*EXERCISE*
Pick out the lines below that include the string "sganciare".

*Records from a data collection*
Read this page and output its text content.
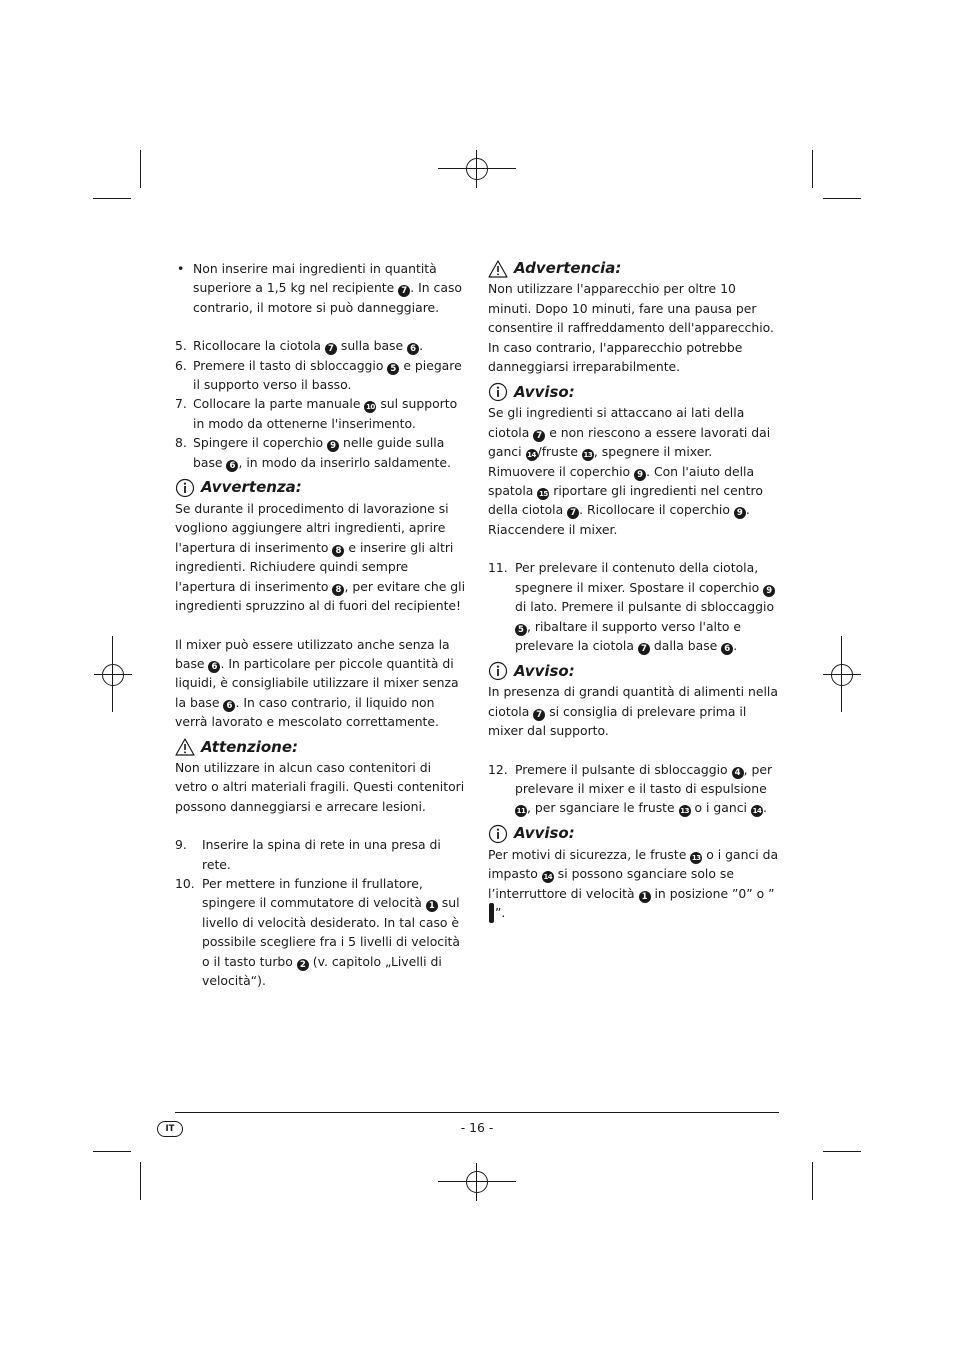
• Non inserire mai ingredienti in quantità superiore a 1,5 kg nel recipiente 7 . In caso contrario, il motore si può danneggiare.

5. Ricollocare la ciotola 7 sulla base 6 .

6. Premere il tasto di sbloccaggio 5 e piegare il supporto verso il basso.

7. Collocare la parte manuale 10 sul supporto in modo da ottenerne l'inserimento.

8. Spingere il coperchio 9 nelle guide sulla base 6 , in modo da inserirlo saldamente.

Avvertenza:

Se durante il procedimento di lavorazione si vogliono aggiungere altri ingredienti, aprire l'apertura di inserimento 8 e inserire gli altri ingredienti. Richiudere quindi sempre l'apertura di inserimento 8 , per evitare che gli ingredienti spruzzino al di fuori del recipiente!

Il mixer può essere utilizzato anche senza la base 6 . In particolare per piccole quantità di liquidi, è consigliabile utilizzare il mixer senza la base 6 . In caso contrario, il liquido non verrà lavorato e mescolato correttamente.

Attenzione:

Non utilizzare in alcun caso contenitori di vetro o altri materiali fragili. Questi contenitori possono danneggiarsi e arrecare lesioni.

9. Inserire la spina di rete in una presa di rete.

10. Per mettere in funzione il frullatore, spingere il commutatore di velocità 1 sul livello di velocità desiderato. In tal caso è possibile scegliere fra i 5 livelli di velocità o il tasto turbo 2 (v. capitolo „Livelli di velocità“).

Advertencia:

Non utilizzare l'apparecchio per oltre 10 minuti. Dopo 10 minuti, fare una pausa per consentire il raffreddamento dell'apparecchio. In caso contrario, l'apparecchio potrebbe danneggiarsi irreparabilmente.

Avviso:

Se gli ingredienti si attaccano ai lati della ciotola 7 e non riescono a essere lavorati dai ganci 14 /fruste 13 , spegnere il mixer. Rimuovere il coperchio 9 . Con l'aiuto della spatola 15 riportare gli ingredienti nel centro della ciotola 7 . Ricollocare il coperchio 9 . Riaccendere il mixer.

11. Per prelevare il contenuto della ciotola, spegnere il mixer. Spostare il coperchio 9 di lato. Premere il pulsante di sbloccaggio 5 , ribaltare il supporto verso l'alto e prelevare la ciotola 7 dalla base 6 .

Avviso:

In presenza di grandi quantità di alimenti nella ciotola 7 si consiglia di prelevare prima il mixer dal supporto.

12. Premere il pulsante di sbloccaggio 4 , per prelevare il mixer e il tasto di espulsione 11 , per sganciare le fruste 13 o i ganci 14 .

Avviso:

Per motivi di sicurezza, le fruste 13 o i ganci da impasto 14 si possono sganciare solo se l’interruttore di velocità 1 in posizione ”0” o ””.

IT	- 16 -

*EXERCISE RESPONSE*
12. Premere il pulsante di sbloccaggio 4 , per prelevare il mixer e il tasto di espulsione 11 , per sganciare le fruste 13 o i ganci 14 .
Per motivi di sicurezza, le fruste 13 o i ganci da impasto 14 si possono sganciare solo se l’interruttore di velocità 1 in posizione ”0” o ””.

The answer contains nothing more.